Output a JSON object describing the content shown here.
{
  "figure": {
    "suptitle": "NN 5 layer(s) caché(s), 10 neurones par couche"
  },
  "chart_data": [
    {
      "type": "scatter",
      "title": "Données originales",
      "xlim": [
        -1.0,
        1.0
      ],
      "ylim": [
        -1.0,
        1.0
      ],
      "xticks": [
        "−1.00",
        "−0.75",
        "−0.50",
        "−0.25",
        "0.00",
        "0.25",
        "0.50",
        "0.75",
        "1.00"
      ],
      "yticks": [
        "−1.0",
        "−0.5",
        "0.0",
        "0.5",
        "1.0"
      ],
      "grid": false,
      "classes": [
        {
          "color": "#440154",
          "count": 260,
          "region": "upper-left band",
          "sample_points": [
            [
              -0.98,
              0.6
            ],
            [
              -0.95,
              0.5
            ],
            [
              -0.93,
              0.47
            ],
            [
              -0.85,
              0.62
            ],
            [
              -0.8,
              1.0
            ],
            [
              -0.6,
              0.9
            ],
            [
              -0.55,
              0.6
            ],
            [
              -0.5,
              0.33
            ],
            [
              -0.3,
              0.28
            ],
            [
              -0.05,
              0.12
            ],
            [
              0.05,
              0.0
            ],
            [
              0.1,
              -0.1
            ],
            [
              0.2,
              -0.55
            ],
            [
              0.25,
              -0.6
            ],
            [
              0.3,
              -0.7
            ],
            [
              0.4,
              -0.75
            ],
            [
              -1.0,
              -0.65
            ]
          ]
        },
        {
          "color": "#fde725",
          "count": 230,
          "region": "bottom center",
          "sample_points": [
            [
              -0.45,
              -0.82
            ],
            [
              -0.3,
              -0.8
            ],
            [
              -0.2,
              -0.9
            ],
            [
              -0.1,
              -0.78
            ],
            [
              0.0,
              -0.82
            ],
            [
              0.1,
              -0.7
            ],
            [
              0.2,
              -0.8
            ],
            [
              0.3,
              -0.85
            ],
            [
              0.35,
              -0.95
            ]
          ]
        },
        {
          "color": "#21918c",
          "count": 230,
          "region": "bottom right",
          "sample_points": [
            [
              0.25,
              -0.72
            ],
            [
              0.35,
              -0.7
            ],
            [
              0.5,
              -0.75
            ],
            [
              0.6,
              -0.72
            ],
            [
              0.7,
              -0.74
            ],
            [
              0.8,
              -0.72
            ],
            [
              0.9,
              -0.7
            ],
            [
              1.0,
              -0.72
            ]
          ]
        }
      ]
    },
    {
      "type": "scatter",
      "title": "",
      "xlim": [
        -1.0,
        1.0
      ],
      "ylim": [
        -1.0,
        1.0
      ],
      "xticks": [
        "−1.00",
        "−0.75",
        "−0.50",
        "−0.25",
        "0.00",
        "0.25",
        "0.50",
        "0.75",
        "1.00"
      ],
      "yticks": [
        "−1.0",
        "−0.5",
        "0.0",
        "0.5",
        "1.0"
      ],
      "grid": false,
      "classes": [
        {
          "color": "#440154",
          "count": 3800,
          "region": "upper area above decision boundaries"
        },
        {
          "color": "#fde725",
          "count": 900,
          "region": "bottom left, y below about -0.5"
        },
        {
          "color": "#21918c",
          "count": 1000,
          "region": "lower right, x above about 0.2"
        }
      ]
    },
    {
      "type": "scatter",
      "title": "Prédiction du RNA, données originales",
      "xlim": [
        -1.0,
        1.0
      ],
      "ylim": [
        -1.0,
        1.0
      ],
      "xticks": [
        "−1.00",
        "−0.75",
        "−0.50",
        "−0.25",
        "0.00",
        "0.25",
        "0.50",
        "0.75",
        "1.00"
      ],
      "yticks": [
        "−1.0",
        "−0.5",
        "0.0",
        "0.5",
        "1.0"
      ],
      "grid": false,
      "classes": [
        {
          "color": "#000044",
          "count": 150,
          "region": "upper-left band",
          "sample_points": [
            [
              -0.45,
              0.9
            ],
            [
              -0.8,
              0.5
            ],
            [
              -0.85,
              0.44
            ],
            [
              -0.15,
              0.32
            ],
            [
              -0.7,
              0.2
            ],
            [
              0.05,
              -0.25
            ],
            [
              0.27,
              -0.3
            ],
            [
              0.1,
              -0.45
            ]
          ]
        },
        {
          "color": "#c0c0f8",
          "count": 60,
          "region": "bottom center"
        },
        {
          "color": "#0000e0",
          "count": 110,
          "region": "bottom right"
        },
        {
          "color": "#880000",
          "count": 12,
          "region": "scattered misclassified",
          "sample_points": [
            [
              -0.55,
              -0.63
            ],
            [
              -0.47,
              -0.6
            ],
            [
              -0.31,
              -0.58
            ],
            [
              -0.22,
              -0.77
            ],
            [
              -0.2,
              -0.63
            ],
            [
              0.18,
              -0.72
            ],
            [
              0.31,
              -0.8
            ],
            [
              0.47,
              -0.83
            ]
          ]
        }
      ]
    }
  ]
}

==

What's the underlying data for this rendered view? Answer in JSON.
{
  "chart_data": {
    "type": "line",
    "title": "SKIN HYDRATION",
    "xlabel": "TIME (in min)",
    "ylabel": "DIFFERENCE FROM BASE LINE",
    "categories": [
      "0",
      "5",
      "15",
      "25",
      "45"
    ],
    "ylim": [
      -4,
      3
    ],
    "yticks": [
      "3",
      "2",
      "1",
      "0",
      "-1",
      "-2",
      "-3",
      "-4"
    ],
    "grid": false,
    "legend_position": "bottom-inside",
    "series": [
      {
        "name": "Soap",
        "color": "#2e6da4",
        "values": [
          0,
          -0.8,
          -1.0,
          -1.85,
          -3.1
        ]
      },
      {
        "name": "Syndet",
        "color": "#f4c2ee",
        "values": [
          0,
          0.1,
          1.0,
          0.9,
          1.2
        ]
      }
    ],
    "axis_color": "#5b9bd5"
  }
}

---

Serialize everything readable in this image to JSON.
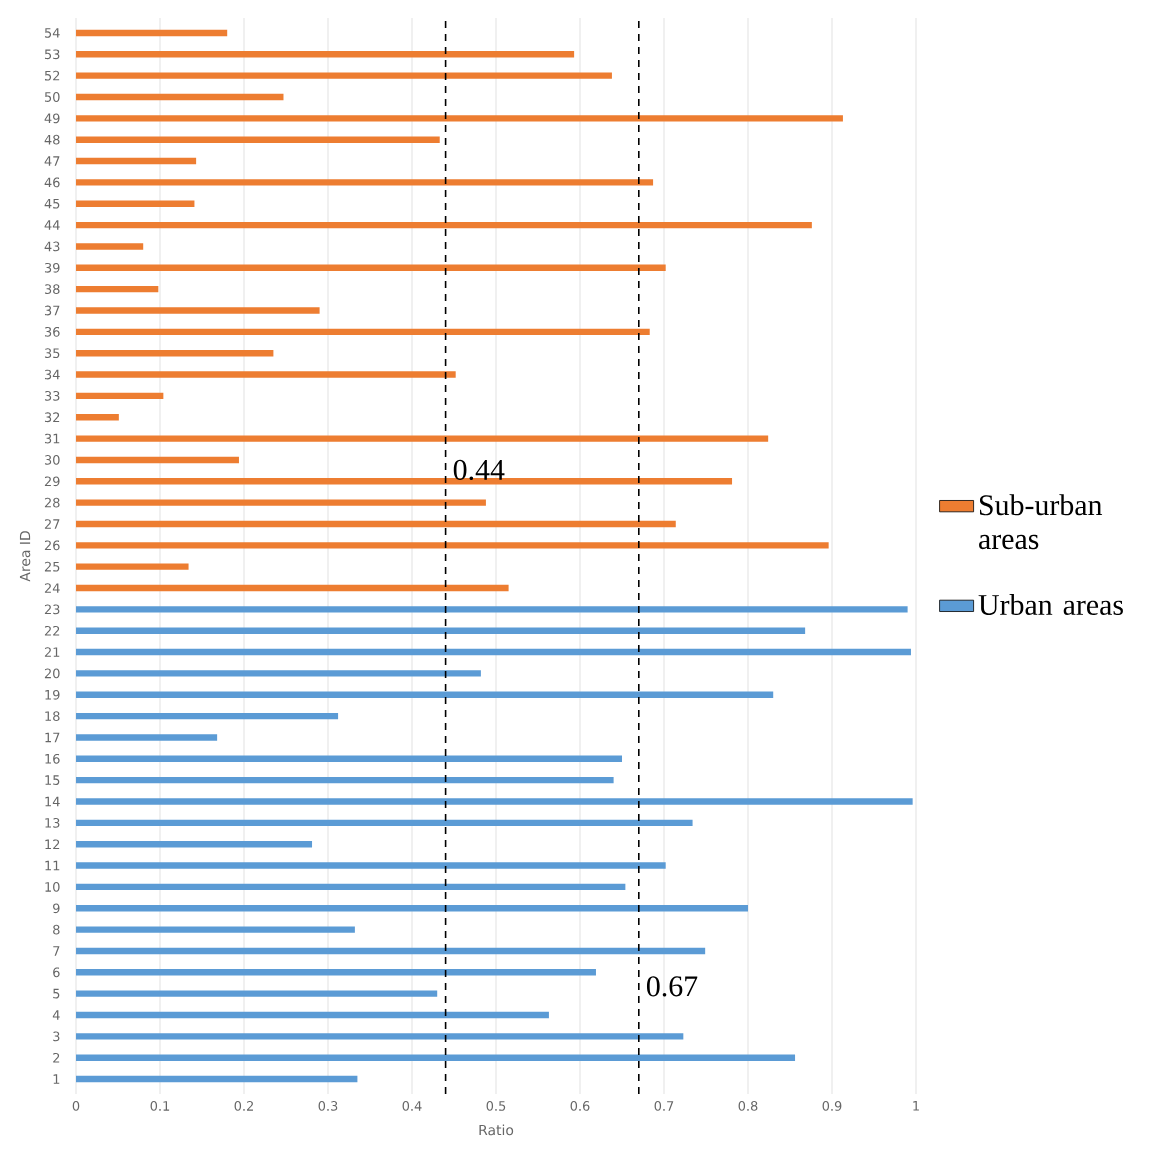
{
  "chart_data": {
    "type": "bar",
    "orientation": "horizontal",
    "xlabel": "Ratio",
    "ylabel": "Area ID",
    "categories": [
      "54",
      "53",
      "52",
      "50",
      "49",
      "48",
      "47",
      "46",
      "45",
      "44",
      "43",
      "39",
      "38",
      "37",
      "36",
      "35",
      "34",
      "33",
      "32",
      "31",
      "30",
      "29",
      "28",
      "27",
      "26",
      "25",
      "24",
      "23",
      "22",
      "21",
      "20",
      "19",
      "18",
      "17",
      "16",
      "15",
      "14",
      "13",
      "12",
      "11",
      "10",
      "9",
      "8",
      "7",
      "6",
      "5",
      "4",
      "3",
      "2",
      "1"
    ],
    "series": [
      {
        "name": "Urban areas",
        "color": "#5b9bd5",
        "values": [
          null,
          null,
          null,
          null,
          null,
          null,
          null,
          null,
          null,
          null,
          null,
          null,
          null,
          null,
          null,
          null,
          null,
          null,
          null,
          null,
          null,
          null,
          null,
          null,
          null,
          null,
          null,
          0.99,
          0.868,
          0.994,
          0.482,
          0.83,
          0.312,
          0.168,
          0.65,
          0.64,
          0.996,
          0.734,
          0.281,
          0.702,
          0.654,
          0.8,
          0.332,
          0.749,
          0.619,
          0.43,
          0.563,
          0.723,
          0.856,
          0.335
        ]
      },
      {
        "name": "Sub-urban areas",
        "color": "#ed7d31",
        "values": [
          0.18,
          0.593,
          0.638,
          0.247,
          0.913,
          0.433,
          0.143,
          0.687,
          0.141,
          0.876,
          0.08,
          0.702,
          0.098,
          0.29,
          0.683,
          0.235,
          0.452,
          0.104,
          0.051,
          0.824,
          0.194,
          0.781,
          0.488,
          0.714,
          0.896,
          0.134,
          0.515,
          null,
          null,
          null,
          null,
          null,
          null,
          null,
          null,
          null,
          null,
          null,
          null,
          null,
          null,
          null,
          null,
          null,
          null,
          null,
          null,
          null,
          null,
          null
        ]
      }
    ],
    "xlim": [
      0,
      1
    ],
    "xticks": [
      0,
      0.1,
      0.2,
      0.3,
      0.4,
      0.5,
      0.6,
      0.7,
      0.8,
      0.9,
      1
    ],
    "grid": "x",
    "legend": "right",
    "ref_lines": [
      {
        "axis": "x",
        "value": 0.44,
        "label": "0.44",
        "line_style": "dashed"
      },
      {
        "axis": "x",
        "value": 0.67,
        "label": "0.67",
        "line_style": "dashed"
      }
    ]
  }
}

■ **EXERCISE DESCRIPTION**
Pull out all lines from the listing that contain the string "above".

■ **RESULT OF THIS TASK**
          "region": "upper area above decision boundaries"
          "region": "lower right, x above about 0.2"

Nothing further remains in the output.